→ **What the task asks**: Render the entries from the first line through the line containing "score-point [139, 322, 144, 327]", inclusive, as a Markdown table with the columns Row and Line, giving each line a row number and omitting any blank lines.

→ **Data for this exercise**:
****************************************
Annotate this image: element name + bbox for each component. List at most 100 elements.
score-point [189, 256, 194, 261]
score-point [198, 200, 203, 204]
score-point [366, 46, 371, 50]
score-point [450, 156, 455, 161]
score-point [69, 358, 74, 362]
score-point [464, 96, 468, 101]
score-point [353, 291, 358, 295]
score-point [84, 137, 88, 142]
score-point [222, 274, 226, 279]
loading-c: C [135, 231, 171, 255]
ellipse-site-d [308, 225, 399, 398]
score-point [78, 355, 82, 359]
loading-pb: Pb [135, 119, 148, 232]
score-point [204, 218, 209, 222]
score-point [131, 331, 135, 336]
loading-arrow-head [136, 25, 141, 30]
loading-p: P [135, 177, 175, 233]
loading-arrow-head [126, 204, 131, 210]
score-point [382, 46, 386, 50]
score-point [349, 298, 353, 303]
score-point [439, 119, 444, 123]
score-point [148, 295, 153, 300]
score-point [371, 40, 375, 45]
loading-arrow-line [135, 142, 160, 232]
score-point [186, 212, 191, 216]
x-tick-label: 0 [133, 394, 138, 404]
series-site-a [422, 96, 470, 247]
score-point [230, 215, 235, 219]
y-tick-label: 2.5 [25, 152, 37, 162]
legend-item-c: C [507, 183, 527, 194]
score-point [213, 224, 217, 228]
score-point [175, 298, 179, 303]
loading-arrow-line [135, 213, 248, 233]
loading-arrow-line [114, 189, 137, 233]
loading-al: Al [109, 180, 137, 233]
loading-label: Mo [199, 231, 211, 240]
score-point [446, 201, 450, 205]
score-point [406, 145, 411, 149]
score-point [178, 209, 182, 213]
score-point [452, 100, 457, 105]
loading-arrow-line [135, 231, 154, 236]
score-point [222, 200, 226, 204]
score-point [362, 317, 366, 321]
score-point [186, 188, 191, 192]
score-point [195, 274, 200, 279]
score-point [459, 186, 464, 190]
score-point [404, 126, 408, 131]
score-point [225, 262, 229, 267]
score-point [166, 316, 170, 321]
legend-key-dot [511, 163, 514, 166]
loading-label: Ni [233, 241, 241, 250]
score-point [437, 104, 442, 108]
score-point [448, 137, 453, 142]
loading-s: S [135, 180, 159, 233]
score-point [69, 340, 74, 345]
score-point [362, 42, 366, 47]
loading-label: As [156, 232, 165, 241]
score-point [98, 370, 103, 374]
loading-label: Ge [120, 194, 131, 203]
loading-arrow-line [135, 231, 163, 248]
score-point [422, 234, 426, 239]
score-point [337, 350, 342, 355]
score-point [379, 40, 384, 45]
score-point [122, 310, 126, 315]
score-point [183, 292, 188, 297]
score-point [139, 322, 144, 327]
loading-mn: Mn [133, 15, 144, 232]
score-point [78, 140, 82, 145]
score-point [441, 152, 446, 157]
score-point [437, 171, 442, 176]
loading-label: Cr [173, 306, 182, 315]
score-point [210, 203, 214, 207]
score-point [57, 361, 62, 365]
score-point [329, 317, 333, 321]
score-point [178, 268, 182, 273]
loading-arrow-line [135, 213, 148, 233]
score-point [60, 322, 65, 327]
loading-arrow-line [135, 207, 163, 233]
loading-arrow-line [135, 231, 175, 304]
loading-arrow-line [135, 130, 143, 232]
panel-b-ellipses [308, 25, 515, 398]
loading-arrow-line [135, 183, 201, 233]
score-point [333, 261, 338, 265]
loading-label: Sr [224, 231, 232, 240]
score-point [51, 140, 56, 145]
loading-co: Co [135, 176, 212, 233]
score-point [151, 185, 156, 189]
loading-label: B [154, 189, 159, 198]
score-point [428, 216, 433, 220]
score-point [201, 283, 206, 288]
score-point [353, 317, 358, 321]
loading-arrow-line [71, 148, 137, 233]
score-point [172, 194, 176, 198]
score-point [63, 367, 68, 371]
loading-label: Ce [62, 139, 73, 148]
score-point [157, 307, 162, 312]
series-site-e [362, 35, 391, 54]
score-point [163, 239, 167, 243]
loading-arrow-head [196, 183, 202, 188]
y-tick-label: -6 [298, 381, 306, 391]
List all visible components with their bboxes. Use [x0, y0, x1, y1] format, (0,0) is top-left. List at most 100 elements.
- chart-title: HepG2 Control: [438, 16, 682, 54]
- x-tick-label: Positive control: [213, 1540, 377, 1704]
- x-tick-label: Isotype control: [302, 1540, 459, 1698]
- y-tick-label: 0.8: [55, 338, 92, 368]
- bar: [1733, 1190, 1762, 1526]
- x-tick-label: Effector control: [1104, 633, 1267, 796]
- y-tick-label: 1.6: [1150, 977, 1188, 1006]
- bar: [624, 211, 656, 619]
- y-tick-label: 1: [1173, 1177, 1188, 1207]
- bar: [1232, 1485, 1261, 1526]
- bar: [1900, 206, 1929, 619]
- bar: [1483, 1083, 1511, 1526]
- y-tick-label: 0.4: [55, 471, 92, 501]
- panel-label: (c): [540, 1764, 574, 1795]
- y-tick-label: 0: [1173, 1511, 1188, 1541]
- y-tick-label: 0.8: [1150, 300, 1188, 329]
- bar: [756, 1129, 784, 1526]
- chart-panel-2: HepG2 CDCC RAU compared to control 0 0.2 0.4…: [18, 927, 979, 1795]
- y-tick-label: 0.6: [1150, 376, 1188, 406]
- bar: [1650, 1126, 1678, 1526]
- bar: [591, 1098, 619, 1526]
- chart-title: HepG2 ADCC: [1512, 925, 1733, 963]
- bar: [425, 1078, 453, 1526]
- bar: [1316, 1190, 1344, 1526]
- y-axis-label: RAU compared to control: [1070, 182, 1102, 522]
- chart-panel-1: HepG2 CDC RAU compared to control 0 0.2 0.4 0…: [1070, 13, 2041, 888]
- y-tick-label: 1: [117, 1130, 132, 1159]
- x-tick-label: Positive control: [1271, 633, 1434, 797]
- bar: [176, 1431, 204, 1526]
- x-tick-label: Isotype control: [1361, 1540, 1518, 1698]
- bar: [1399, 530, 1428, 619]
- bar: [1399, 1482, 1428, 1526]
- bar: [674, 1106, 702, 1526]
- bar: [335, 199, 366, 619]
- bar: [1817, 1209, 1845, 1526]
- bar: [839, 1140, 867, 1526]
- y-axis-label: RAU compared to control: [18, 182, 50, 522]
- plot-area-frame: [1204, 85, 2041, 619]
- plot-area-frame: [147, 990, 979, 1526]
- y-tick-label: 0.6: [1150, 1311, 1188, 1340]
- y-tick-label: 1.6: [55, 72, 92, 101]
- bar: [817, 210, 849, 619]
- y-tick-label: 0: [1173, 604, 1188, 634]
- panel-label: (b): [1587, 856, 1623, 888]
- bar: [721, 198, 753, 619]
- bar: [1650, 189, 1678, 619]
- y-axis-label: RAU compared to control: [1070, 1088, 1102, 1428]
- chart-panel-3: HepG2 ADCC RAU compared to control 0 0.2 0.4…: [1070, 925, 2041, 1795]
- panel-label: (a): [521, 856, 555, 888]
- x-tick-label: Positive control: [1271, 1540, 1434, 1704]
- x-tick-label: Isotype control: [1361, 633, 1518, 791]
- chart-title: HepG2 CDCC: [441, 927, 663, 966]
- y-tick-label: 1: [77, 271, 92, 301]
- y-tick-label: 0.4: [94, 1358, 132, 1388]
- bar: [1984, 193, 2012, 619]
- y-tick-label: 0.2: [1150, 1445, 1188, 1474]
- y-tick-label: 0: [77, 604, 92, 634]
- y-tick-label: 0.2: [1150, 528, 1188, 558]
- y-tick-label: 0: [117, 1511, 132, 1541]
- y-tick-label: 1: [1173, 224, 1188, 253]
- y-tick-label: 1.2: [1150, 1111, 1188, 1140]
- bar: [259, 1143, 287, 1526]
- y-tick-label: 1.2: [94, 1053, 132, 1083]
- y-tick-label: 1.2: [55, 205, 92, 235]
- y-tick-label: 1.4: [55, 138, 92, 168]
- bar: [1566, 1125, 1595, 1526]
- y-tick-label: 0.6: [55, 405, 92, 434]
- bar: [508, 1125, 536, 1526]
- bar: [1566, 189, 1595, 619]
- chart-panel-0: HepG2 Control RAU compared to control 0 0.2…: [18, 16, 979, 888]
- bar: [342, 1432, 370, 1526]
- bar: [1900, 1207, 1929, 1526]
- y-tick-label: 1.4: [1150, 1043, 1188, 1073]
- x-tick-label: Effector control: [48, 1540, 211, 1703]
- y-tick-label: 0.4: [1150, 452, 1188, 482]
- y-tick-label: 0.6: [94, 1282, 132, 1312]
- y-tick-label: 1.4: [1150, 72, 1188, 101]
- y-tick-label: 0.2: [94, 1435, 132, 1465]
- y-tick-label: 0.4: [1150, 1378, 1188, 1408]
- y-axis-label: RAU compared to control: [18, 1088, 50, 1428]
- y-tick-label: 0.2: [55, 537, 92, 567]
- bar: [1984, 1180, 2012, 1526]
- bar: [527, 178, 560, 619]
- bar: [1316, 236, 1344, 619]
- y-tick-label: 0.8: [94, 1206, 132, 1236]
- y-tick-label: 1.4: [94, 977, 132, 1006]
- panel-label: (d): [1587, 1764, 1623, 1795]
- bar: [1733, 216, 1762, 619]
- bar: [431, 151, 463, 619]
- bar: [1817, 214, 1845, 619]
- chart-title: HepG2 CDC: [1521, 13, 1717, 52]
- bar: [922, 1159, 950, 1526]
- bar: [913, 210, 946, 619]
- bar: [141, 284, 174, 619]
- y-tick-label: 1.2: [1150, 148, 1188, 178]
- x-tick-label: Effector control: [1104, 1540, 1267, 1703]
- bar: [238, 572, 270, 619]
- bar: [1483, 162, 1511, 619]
****************************************
→ **Output**:
| Row | Line |
|---|---|
| 1 | Annotate this image: element name + bbox for each component. List at most 100 elements. |
| 2 | score-point [189, 256, 194, 261] |
| 3 | score-point [198, 200, 203, 204] |
| 4 | score-point [366, 46, 371, 50] |
| 5 | score-point [450, 156, 455, 161] |
| 6 | score-point [69, 358, 74, 362] |
| 7 | score-point [464, 96, 468, 101] |
| 8 | score-point [353, 291, 358, 295] |
| 9 | score-point [84, 137, 88, 142] |
| 10 | score-point [222, 274, 226, 279] |
| 11 | loading-c: C [135, 231, 171, 255] |
| 12 | ellipse-site-d [308, 225, 399, 398] |
| 13 | score-point [78, 355, 82, 359] |
| 14 | loading-pb: Pb [135, 119, 148, 232] |
| 15 | score-point [204, 218, 209, 222] |
| 16 | score-point [131, 331, 135, 336] |
| 17 | loading-arrow-head [136, 25, 141, 30] |
| 18 | loading-p: P [135, 177, 175, 233] |
| 19 | loading-arrow-head [126, 204, 131, 210] |
| 20 | score-point [382, 46, 386, 50] |
| 21 | score-point [349, 298, 353, 303] |
| 22 | score-point [439, 119, 444, 123] |
| 23 | score-point [148, 295, 153, 300] |
| 24 | score-point [371, 40, 375, 45] |
| 25 | loading-arrow-line [135, 142, 160, 232] |
| 26 | score-point [186, 212, 191, 216] |
| 27 | x-tick-label: 0 [133, 394, 138, 404] |
| 28 | series-site-a [422, 96, 470, 247] |
| 29 | score-point [230, 215, 235, 219] |
| 30 | y-tick-label: 2.5 [25, 152, 37, 162] |
| 31 | legend-item-c: C [507, 183, 527, 194] |
| 32 | score-point [213, 224, 217, 228] |
| 33 | score-point [175, 298, 179, 303] |
| 34 | loading-arrow-line [135, 213, 248, 233] |
| 35 | loading-arrow-line [114, 189, 137, 233] |
| 36 | loading-al: Al [109, 180, 137, 233] |
| 37 | loading-label: Mo [199, 231, 211, 240] |
| 38 | score-point [446, 201, 450, 205] |
| 39 | score-point [406, 145, 411, 149] |
| 40 | score-point [178, 209, 182, 213] |
| 41 | score-point [452, 100, 457, 105] |
| 42 | loading-arrow-line [135, 231, 154, 236] |
| 43 | score-point [222, 200, 226, 204] |
| 44 | score-point [362, 317, 366, 321] |
| 45 | score-point [186, 188, 191, 192] |
| 46 | score-point [195, 274, 200, 279] |
| 47 | score-point [459, 186, 464, 190] |
| 48 | score-point [404, 126, 408, 131] |
| 49 | score-point [225, 262, 229, 267] |
| 50 | score-point [166, 316, 170, 321] |
| 51 | legend-key-dot [511, 163, 514, 166] |
| 52 | loading-label: Ni [233, 241, 241, 250] |
| 53 | score-point [437, 104, 442, 108] |
| 54 | score-point [448, 137, 453, 142] |
| 55 | loading-s: S [135, 180, 159, 233] |
| 56 | score-point [69, 340, 74, 345] |
| 57 | score-point [362, 42, 366, 47] |
| 58 | loading-label: As [156, 232, 165, 241] |
| 59 | score-point [98, 370, 103, 374] |
| 60 | loading-label: Ge [120, 194, 131, 203] |
| 61 | loading-arrow-line [135, 231, 163, 248] |
| 62 | score-point [422, 234, 426, 239] |
| 63 | score-point [337, 350, 342, 355] |
| 64 | score-point [379, 40, 384, 45] |
| 65 | score-point [122, 310, 126, 315] |
| 66 | score-point [183, 292, 188, 297] |
| 67 | score-point [139, 322, 144, 327] |